(FRAGMENTO DEL DOCUMENTO)
El declive de la Marca España
Cuando Mariano Rajoy se encontró que el problema catalán –que había dejado pudrir por culpa de su inacción política– requería una actuación urgente barajó dos opciones: contentar el ala dura de su partido y a los que se encuentran todavía más a la derecha comiéndole votos (Ciudadanos) u ofrecer una imagen internacional de gobernante capacitado para solucionar problemas en vez de crearlos. Como ya es sabido, priorizó la primera, ya que él mismo había destruido cualquier posibilidad de ejercer como un estadista que aborda los problemas desde la raíz actuando con perspectiva histórica y visión de país.
Esto es lo que explica la represión policial del 1 de octubre, la voluntad de encarcelar a los miembros del Govern y a los dirigentes de las entidades soberanistas y la decisión de enardecer a las masas de toda España para obtener de ellas el orgullo por encima de la sensibilidad y la pasión por encima de la razón. Lo importante era vencer (aparentemente) al precio que fuera y a costa de su propio prestigio y el del país que preside.
La gestión del referéndum –y por extensión del problema catalán– que ha hecho Rajoy ha dejado en Europa una honda preocupación sobre la salud democrática y la capacidad del Gobierno para afrontar los problemas. Que Rajoy decidiera enviar a la Policía Nacional y la Guardia Civil a reprimir un referéndum que no podía impedir, porque el Govern le había ganado la partida introduciendo urnas y papeletas, ha generado estupefacción, no sólo en la opinión pública (y publicada) europea, sino también en las cancillerías.

(TAREA A)
Responda estas preguntas con los datos del fragmento sobre la Marca España:
(i) ¿Qué partido se señala como el que está más a la derecha y le come votos a Rajoy?
(ii) ¿En qué fecha tuvo lugar la represión policial que se menciona?
(iii) ¿Qué cuerpos envió Rajoy a reprimir el referéndum?
(TAREA B) Según el fragmento sobre la Marca España, ¿por qué Rajoy prefirió contentar al ala dura de su partido en lugar de ofrecer la imagen internacional de un gobernante capacitado? Explíquelo en una a tres oraciones.

(ENTRADAS PROPORCIONADAS)
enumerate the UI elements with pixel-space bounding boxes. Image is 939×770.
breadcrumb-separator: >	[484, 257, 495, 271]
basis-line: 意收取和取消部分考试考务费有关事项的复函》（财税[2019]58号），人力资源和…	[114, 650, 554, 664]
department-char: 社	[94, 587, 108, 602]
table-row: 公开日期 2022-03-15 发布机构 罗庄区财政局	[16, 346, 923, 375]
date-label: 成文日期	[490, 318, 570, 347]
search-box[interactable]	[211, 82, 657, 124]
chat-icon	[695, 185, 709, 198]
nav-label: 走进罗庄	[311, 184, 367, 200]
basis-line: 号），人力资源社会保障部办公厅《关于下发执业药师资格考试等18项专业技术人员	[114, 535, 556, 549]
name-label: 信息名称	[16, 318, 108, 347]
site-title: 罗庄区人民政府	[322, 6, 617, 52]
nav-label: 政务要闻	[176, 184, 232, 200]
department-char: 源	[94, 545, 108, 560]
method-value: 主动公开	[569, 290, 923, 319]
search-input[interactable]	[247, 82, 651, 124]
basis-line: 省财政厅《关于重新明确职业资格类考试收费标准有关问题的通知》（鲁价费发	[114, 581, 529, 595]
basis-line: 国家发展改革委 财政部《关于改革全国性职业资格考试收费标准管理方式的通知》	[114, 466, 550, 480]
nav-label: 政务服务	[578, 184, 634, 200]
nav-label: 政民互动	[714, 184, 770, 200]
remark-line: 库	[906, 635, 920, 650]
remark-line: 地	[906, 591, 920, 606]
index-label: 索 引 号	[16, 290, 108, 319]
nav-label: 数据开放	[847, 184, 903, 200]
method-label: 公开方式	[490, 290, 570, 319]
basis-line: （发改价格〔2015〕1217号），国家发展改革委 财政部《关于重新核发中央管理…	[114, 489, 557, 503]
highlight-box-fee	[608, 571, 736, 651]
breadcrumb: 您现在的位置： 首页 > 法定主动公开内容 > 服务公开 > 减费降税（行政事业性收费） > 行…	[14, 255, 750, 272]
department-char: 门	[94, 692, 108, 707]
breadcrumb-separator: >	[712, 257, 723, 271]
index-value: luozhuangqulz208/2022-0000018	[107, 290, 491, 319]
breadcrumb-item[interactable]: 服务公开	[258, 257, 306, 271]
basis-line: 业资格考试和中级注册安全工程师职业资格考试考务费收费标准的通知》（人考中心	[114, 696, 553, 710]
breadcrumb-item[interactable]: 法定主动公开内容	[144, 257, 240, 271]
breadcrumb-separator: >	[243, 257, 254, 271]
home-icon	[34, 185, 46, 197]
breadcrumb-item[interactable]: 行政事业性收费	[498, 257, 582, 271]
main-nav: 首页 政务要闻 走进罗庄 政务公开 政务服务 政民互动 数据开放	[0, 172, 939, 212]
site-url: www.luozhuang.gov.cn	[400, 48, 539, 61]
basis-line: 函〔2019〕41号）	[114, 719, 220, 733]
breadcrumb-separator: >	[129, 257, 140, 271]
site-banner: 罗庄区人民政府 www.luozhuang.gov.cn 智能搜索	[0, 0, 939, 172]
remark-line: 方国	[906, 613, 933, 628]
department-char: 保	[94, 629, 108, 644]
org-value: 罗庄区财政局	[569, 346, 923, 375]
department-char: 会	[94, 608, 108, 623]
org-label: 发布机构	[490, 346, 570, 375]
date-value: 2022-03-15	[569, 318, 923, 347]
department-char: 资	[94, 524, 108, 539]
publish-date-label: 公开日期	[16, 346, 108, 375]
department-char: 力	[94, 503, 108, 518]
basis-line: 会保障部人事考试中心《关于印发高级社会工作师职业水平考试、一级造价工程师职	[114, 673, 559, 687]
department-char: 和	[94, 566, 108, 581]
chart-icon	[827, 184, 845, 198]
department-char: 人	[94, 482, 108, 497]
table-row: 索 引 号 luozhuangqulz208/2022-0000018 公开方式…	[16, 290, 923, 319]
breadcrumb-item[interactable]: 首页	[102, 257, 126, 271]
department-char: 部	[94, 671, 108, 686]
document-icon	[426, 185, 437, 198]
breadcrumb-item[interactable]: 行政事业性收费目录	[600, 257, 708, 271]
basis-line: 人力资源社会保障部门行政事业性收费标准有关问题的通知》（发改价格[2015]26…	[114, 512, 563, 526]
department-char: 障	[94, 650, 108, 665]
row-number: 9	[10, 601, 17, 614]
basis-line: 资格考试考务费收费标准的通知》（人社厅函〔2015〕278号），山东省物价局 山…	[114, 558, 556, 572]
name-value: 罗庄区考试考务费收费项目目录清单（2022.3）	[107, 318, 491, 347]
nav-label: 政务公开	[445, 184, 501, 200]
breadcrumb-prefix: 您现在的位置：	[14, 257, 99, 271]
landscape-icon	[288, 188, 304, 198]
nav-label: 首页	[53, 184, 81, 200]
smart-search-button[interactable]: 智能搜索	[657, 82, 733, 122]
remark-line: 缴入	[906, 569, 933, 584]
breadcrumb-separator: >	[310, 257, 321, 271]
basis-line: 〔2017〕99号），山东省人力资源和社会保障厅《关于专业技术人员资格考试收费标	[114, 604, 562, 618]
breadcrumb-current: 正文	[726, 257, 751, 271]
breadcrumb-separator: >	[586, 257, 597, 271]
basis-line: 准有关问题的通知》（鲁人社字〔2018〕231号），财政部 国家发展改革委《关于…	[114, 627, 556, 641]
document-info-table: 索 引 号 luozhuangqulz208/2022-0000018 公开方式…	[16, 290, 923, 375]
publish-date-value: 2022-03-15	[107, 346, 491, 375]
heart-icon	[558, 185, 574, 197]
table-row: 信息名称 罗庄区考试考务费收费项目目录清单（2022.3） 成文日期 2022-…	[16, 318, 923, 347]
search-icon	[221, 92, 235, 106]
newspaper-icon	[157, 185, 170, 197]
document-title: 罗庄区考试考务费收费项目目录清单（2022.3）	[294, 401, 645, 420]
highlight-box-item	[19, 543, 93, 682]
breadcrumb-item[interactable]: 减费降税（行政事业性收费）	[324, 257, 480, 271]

(SOLUCIÓN DESARROLLADA A)
(i) Ciudadanos.
(ii) El 1 de octubre.
(iii) La Policía Nacional y la Guardia Civil.

(SOLUCIÓN DESARROLLADA B) Rajoy priorizó contentar al ala dura porque él mismo había destruido cualquier posibilidad de ejercer como un estadista. Ese estadista abordaría los problemas desde la raíz, con perspectiva histórica y visión de país.